■ MATERIAL FOR THIS TASK ■
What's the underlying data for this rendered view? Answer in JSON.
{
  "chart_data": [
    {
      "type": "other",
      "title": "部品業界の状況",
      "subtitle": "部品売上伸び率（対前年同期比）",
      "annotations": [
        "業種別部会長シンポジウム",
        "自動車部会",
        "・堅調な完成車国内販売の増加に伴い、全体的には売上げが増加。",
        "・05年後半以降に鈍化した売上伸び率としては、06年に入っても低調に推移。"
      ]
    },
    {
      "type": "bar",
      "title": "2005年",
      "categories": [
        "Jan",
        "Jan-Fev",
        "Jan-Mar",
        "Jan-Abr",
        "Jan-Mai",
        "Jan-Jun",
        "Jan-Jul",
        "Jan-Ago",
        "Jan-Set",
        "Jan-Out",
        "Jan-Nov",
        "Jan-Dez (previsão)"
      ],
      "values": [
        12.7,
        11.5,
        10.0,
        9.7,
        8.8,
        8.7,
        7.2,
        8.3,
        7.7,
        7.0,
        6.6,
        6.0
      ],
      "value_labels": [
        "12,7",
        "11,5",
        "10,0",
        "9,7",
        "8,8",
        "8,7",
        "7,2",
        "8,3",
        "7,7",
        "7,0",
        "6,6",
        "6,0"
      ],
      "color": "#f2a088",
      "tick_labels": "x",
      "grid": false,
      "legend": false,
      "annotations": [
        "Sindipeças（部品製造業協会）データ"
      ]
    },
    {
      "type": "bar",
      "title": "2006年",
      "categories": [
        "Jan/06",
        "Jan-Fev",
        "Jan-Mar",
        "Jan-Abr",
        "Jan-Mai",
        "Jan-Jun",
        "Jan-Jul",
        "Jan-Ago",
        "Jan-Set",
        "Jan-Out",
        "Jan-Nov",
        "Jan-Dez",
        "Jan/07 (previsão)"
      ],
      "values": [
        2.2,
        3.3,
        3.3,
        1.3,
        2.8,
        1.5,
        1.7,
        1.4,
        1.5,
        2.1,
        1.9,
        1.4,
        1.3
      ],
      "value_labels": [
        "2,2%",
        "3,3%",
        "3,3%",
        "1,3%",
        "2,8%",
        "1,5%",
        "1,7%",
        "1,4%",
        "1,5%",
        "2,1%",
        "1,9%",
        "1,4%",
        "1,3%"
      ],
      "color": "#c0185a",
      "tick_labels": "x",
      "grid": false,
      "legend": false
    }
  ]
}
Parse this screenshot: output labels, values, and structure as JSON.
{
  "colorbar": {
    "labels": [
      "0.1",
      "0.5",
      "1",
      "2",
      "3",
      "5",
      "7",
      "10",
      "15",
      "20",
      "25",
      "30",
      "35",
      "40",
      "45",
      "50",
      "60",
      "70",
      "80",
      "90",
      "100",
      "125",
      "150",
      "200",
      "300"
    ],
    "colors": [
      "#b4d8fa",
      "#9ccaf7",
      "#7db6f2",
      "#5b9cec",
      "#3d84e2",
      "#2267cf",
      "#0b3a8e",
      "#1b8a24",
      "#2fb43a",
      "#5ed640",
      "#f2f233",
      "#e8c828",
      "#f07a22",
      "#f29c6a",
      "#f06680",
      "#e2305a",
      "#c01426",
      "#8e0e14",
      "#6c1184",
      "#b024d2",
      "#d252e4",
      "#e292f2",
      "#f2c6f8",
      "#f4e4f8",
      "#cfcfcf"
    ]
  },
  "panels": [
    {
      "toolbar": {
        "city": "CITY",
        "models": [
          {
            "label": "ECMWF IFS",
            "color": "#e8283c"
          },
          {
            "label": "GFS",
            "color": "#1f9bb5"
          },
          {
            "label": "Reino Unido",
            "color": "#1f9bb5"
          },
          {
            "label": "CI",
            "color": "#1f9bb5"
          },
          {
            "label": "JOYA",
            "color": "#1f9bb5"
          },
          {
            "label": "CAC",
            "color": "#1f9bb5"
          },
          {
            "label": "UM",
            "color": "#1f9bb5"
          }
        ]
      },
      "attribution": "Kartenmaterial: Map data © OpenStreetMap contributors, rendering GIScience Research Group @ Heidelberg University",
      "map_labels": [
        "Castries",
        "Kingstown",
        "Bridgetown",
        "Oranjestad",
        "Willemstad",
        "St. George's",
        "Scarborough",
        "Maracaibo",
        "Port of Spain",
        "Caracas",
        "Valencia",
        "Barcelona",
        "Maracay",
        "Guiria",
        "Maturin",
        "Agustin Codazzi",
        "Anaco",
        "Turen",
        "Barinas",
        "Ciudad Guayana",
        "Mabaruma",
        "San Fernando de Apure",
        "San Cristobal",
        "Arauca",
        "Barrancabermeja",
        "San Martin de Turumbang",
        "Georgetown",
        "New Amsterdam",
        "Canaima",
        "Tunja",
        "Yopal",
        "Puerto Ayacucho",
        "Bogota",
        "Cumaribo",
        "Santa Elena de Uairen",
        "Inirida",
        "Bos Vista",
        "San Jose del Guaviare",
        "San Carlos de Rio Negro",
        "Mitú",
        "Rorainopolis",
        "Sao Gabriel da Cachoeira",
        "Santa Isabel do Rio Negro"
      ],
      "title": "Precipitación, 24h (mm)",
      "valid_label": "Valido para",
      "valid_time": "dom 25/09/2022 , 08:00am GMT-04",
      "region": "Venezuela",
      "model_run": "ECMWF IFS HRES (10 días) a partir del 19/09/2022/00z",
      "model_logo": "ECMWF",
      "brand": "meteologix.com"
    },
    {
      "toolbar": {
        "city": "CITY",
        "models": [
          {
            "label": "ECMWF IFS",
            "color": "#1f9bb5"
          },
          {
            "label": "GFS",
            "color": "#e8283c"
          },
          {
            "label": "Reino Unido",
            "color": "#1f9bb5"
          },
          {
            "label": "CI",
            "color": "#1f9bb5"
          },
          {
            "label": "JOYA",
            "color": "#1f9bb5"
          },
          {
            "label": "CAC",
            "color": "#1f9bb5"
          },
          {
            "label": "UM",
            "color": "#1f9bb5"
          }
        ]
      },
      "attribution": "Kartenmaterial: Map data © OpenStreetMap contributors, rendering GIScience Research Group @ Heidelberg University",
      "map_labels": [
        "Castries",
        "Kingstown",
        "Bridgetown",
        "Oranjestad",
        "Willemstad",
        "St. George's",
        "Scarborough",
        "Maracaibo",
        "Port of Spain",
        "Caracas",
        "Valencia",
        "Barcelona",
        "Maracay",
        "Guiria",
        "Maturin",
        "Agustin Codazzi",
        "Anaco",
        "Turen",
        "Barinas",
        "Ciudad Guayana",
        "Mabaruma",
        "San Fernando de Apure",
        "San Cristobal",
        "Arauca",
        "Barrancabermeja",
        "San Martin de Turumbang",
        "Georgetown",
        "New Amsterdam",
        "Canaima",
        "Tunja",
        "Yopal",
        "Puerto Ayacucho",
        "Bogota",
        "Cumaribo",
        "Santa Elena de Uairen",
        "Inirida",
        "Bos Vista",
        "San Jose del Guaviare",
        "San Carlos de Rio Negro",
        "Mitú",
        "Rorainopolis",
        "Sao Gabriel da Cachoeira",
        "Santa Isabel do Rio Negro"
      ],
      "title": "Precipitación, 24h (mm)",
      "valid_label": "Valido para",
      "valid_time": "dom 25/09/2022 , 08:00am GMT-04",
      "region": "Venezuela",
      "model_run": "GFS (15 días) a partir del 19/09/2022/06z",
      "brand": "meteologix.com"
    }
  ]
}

■ PROMPT ■
Restate the listing above word for word.

■ FINISHED TASK ■
What's the underlying data for this rendered view? Answer in JSON.
{
  "chart_data": [
    {
      "type": "other",
      "title": "部品業界の状況",
      "subtitle": "部品売上伸び率（対前年同期比）",
      "annotations": [
        "業種別部会長シンポジウム",
        "自動車部会",
        "・堅調な完成車国内販売の増加に伴い、全体的には売上げが増加。",
        "・05年後半以降に鈍化した売上伸び率としては、06年に入っても低調に推移。"
      ]
    },
    {
      "type": "bar",
      "title": "2005年",
      "categories": [
        "Jan",
        "Jan-Fev",
        "Jan-Mar",
        "Jan-Abr",
        "Jan-Mai",
        "Jan-Jun",
        "Jan-Jul",
        "Jan-Ago",
        "Jan-Set",
        "Jan-Out",
        "Jan-Nov",
        "Jan-Dez (previsão)"
      ],
      "values": [
        12.7,
        11.5,
        10.0,
        9.7,
        8.8,
        8.7,
        7.2,
        8.3,
        7.7,
        7.0,
        6.6,
        6.0
      ],
      "value_labels": [
        "12,7",
        "11,5",
        "10,0",
        "9,7",
        "8,8",
        "8,7",
        "7,2",
        "8,3",
        "7,7",
        "7,0",
        "6,6",
        "6,0"
      ],
      "color": "#f2a088",
      "tick_labels": "x",
      "grid": false,
      "legend": false,
      "annotations": [
        "Sindipeças（部品製造業協会）データ"
      ]
    },
    {
      "type": "bar",
      "title": "2006年",
      "categories": [
        "Jan/06",
        "Jan-Fev",
        "Jan-Mar",
        "Jan-Abr",
        "Jan-Mai",
        "Jan-Jun",
        "Jan-Jul",
        "Jan-Ago",
        "Jan-Set",
        "Jan-Out",
        "Jan-Nov",
        "Jan-Dez",
        "Jan/07 (previsão)"
      ],
      "values": [
        2.2,
        3.3,
        3.3,
        1.3,
        2.8,
        1.5,
        1.7,
        1.4,
        1.5,
        2.1,
        1.9,
        1.4,
        1.3
      ],
      "value_labels": [
        "2,2%",
        "3,3%",
        "3,3%",
        "1,3%",
        "2,8%",
        "1,5%",
        "1,7%",
        "1,4%",
        "1,5%",
        "2,1%",
        "1,9%",
        "1,4%",
        "1,3%"
      ],
      "color": "#c0185a",
      "tick_labels": "x",
      "grid": false,
      "legend": false
    }
  ]
}
Parse this screenshot: output labels, values, and structure as JSON.
{
  "colorbar": {
    "labels": [
      "0.1",
      "0.5",
      "1",
      "2",
      "3",
      "5",
      "7",
      "10",
      "15",
      "20",
      "25",
      "30",
      "35",
      "40",
      "45",
      "50",
      "60",
      "70",
      "80",
      "90",
      "100",
      "125",
      "150",
      "200",
      "300"
    ],
    "colors": [
      "#b4d8fa",
      "#9ccaf7",
      "#7db6f2",
      "#5b9cec",
      "#3d84e2",
      "#2267cf",
      "#0b3a8e",
      "#1b8a24",
      "#2fb43a",
      "#5ed640",
      "#f2f233",
      "#e8c828",
      "#f07a22",
      "#f29c6a",
      "#f06680",
      "#e2305a",
      "#c01426",
      "#8e0e14",
      "#6c1184",
      "#b024d2",
      "#d252e4",
      "#e292f2",
      "#f2c6f8",
      "#f4e4f8",
      "#cfcfcf"
    ]
  },
  "panels": [
    {
      "toolbar": {
        "city": "CITY",
        "models": [
          {
            "label": "ECMWF IFS",
            "color": "#e8283c"
          },
          {
            "label": "GFS",
            "color": "#1f9bb5"
          },
          {
            "label": "Reino Unido",
            "color": "#1f9bb5"
          },
          {
            "label": "CI",
            "color": "#1f9bb5"
          },
          {
            "label": "JOYA",
            "color": "#1f9bb5"
          },
          {
            "label": "CAC",
            "color": "#1f9bb5"
          },
          {
            "label": "UM",
            "color": "#1f9bb5"
          }
        ]
      },
      "attribution": "Kartenmaterial: Map data © OpenStreetMap contributors, rendering GIScience Research Group @ Heidelberg University",
      "map_labels": [
        "Castries",
        "Kingstown",
        "Bridgetown",
        "Oranjestad",
        "Willemstad",
        "St. George's",
        "Scarborough",
        "Maracaibo",
        "Port of Spain",
        "Caracas",
        "Valencia",
        "Barcelona",
        "Maracay",
        "Guiria",
        "Maturin",
        "Agustin Codazzi",
        "Anaco",
        "Turen",
        "Barinas",
        "Ciudad Guayana",
        "Mabaruma",
        "San Fernando de Apure",
        "San Cristobal",
        "Arauca",
        "Barrancabermeja",
        "San Martin de Turumbang",
        "Georgetown",
        "New Amsterdam",
        "Canaima",
        "Tunja",
        "Yopal",
        "Puerto Ayacucho",
        "Bogota",
        "Cumaribo",
        "Santa Elena de Uairen",
        "Inirida",
        "Bos Vista",
        "San Jose del Guaviare",
        "San Carlos de Rio Negro",
        "Mitú",
        "Rorainopolis",
        "Sao Gabriel da Cachoeira",
        "Santa Isabel do Rio Negro"
      ],
      "title": "Precipitación, 24h (mm)",
      "valid_label": "Valido para",
      "valid_time": "dom 25/09/2022 , 08:00am GMT-04",
      "region": "Venezuela",
      "model_run": "ECMWF IFS HRES (10 días) a partir del 19/09/2022/00z",
      "model_logo": "ECMWF",
      "brand": "meteologix.com"
    },
    {
      "toolbar": {
        "city": "CITY",
        "models": [
          {
            "label": "ECMWF IFS",
            "color": "#1f9bb5"
          },
          {
            "label": "GFS",
            "color": "#e8283c"
          },
          {
            "label": "Reino Unido",
            "color": "#1f9bb5"
          },
          {
            "label": "CI",
            "color": "#1f9bb5"
          },
          {
            "label": "JOYA",
            "color": "#1f9bb5"
          },
          {
            "label": "CAC",
            "color": "#1f9bb5"
          },
          {
            "label": "UM",
            "color": "#1f9bb5"
          }
        ]
      },
      "attribution": "Kartenmaterial: Map data © OpenStreetMap contributors, rendering GIScience Research Group @ Heidelberg University",
      "map_labels": [
        "Castries",
        "Kingstown",
        "Bridgetown",
        "Oranjestad",
        "Willemstad",
        "St. George's",
        "Scarborough",
        "Maracaibo",
        "Port of Spain",
        "Caracas",
        "Valencia",
        "Barcelona",
        "Maracay",
        "Guiria",
        "Maturin",
        "Agustin Codazzi",
        "Anaco",
        "Turen",
        "Barinas",
        "Ciudad Guayana",
        "Mabaruma",
        "San Fernando de Apure",
        "San Cristobal",
        "Arauca",
        "Barrancabermeja",
        "San Martin de Turumbang",
        "Georgetown",
        "New Amsterdam",
        "Canaima",
        "Tunja",
        "Yopal",
        "Puerto Ayacucho",
        "Bogota",
        "Cumaribo",
        "Santa Elena de Uairen",
        "Inirida",
        "Bos Vista",
        "San Jose del Guaviare",
        "San Carlos de Rio Negro",
        "Mitú",
        "Rorainopolis",
        "Sao Gabriel da Cachoeira",
        "Santa Isabel do Rio Negro"
      ],
      "title": "Precipitación, 24h (mm)",
      "valid_label": "Valido para",
      "valid_time": "dom 25/09/2022 , 08:00am GMT-04",
      "region": "Venezuela",
      "model_run": "GFS (15 días) a partir del 19/09/2022/06z",
      "brand": "meteologix.com"
    }
  ]
}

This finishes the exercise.